-- Challenge --
Copy everything in the listing below word for word, apart from any images.

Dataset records
....
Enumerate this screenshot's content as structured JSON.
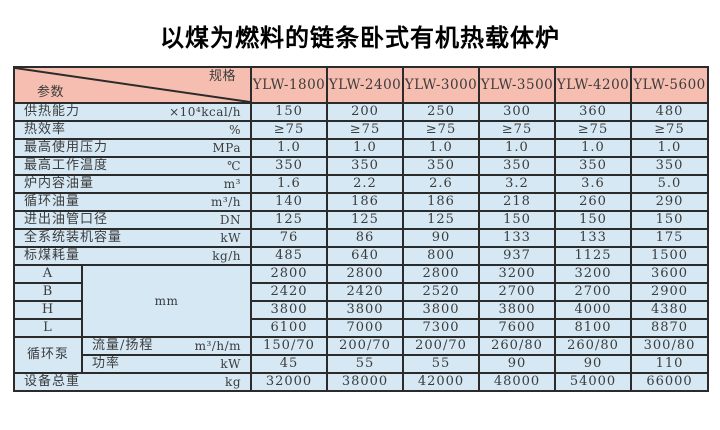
{
  "title": "以煤为燃料的链条卧式有机热载体炉",
  "colors": {
    "header_bg": "#f6beb0",
    "body_bg": "#d5e8f4",
    "border": "#2b2b2b",
    "text": "#3c3c3c"
  },
  "table": {
    "corner": {
      "top_right": "规格",
      "bottom_left": "参数"
    },
    "columns": [
      "YLW-1800",
      "YLW-2400",
      "YLW-3000",
      "YLW-3500",
      "YLW-4200",
      "YLW-5600"
    ],
    "rows": [
      {
        "label": "供热能力",
        "unit": "×10⁴kcal/h",
        "span": 2,
        "values": [
          "150",
          "200",
          "250",
          "300",
          "360",
          "480"
        ]
      },
      {
        "label": "热效率",
        "unit": "%",
        "span": 2,
        "values": [
          "≥75",
          "≥75",
          "≥75",
          "≥75",
          "≥75",
          "≥75"
        ]
      },
      {
        "label": "最高使用压力",
        "unit": "MPa",
        "span": 2,
        "values": [
          "1.0",
          "1.0",
          "1.0",
          "1.0",
          "1.0",
          "1.0"
        ]
      },
      {
        "label": "最高工作温度",
        "unit": "℃",
        "span": 2,
        "values": [
          "350",
          "350",
          "350",
          "350",
          "350",
          "350"
        ]
      },
      {
        "label": "炉内容油量",
        "unit": "m³",
        "span": 2,
        "values": [
          "1.6",
          "2.2",
          "2.6",
          "3.2",
          "3.6",
          "5.0"
        ]
      },
      {
        "label": "循环油量",
        "unit": "m³/h",
        "span": 2,
        "values": [
          "140",
          "186",
          "186",
          "218",
          "260",
          "290"
        ]
      },
      {
        "label": "进出油管口径",
        "unit": "DN",
        "span": 2,
        "values": [
          "125",
          "125",
          "125",
          "150",
          "150",
          "150"
        ]
      },
      {
        "label": "全系统装机容量",
        "unit": "kW",
        "span": 2,
        "values": [
          "76",
          "86",
          "90",
          "133",
          "133",
          "175"
        ]
      },
      {
        "label": "标煤耗量",
        "unit": "kg/h",
        "span": 2,
        "values": [
          "485",
          "640",
          "800",
          "937",
          "1125",
          "1500"
        ]
      },
      {
        "sub_label": "A",
        "merged_unit": {
          "text": "mm",
          "rowspan": 4
        },
        "values": [
          "2800",
          "2800",
          "2800",
          "3200",
          "3200",
          "3600"
        ]
      },
      {
        "sub_label": "B",
        "values": [
          "2420",
          "2420",
          "2520",
          "2700",
          "2700",
          "2900"
        ]
      },
      {
        "sub_label": "H",
        "values": [
          "3800",
          "3800",
          "3800",
          "3800",
          "4000",
          "4380"
        ]
      },
      {
        "sub_label": "L",
        "values": [
          "6100",
          "7000",
          "7300",
          "7600",
          "8100",
          "8870"
        ]
      },
      {
        "group_label": {
          "text": "循环泵",
          "rowspan": 2
        },
        "label": "流量/扬程",
        "unit": "m³/h/m",
        "values": [
          "150/70",
          "200/70",
          "200/70",
          "260/80",
          "260/80",
          "300/80"
        ]
      },
      {
        "label": "功率",
        "unit": "kW",
        "values": [
          "45",
          "55",
          "55",
          "90",
          "90",
          "110"
        ]
      },
      {
        "label": "设备总重",
        "unit": "kg",
        "span": 2,
        "values": [
          "32000",
          "38000",
          "42000",
          "48000",
          "54000",
          "66000"
        ]
      }
    ]
  }
}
....
-- Full output --
Enumerate this screenshot's content as structured JSON.
{
  "title": "以煤为燃料的链条卧式有机热载体炉",
  "colors": {
    "header_bg": "#f6beb0",
    "body_bg": "#d5e8f4",
    "border": "#2b2b2b",
    "text": "#3c3c3c"
  },
  "table": {
    "corner": {
      "top_right": "规格",
      "bottom_left": "参数"
    },
    "columns": [
      "YLW-1800",
      "YLW-2400",
      "YLW-3000",
      "YLW-3500",
      "YLW-4200",
      "YLW-5600"
    ],
    "rows": [
      {
        "label": "供热能力",
        "unit": "×10⁴kcal/h",
        "span": 2,
        "values": [
          "150",
          "200",
          "250",
          "300",
          "360",
          "480"
        ]
      },
      {
        "label": "热效率",
        "unit": "%",
        "span": 2,
        "values": [
          "≥75",
          "≥75",
          "≥75",
          "≥75",
          "≥75",
          "≥75"
        ]
      },
      {
        "label": "最高使用压力",
        "unit": "MPa",
        "span": 2,
        "values": [
          "1.0",
          "1.0",
          "1.0",
          "1.0",
          "1.0",
          "1.0"
        ]
      },
      {
        "label": "最高工作温度",
        "unit": "℃",
        "span": 2,
        "values": [
          "350",
          "350",
          "350",
          "350",
          "350",
          "350"
        ]
      },
      {
        "label": "炉内容油量",
        "unit": "m³",
        "span": 2,
        "values": [
          "1.6",
          "2.2",
          "2.6",
          "3.2",
          "3.6",
          "5.0"
        ]
      },
      {
        "label": "循环油量",
        "unit": "m³/h",
        "span": 2,
        "values": [
          "140",
          "186",
          "186",
          "218",
          "260",
          "290"
        ]
      },
      {
        "label": "进出油管口径",
        "unit": "DN",
        "span": 2,
        "values": [
          "125",
          "125",
          "125",
          "150",
          "150",
          "150"
        ]
      },
      {
        "label": "全系统装机容量",
        "unit": "kW",
        "span": 2,
        "values": [
          "76",
          "86",
          "90",
          "133",
          "133",
          "175"
        ]
      },
      {
        "label": "标煤耗量",
        "unit": "kg/h",
        "span": 2,
        "values": [
          "485",
          "640",
          "800",
          "937",
          "1125",
          "1500"
        ]
      },
      {
        "sub_label": "A",
        "merged_unit": {
          "text": "mm",
          "rowspan": 4
        },
        "values": [
          "2800",
          "2800",
          "2800",
          "3200",
          "3200",
          "3600"
        ]
      },
      {
        "sub_label": "B",
        "values": [
          "2420",
          "2420",
          "2520",
          "2700",
          "2700",
          "2900"
        ]
      },
      {
        "sub_label": "H",
        "values": [
          "3800",
          "3800",
          "3800",
          "3800",
          "4000",
          "4380"
        ]
      },
      {
        "sub_label": "L",
        "values": [
          "6100",
          "7000",
          "7300",
          "7600",
          "8100",
          "8870"
        ]
      },
      {
        "group_label": {
          "text": "循环泵",
          "rowspan": 2
        },
        "label": "流量/扬程",
        "unit": "m³/h/m",
        "values": [
          "150/70",
          "200/70",
          "200/70",
          "260/80",
          "260/80",
          "300/80"
        ]
      },
      {
        "label": "功率",
        "unit": "kW",
        "values": [
          "45",
          "55",
          "55",
          "90",
          "90",
          "110"
        ]
      },
      {
        "label": "设备总重",
        "unit": "kg",
        "span": 2,
        "values": [
          "32000",
          "38000",
          "42000",
          "48000",
          "54000",
          "66000"
        ]
      }
    ]
  }
}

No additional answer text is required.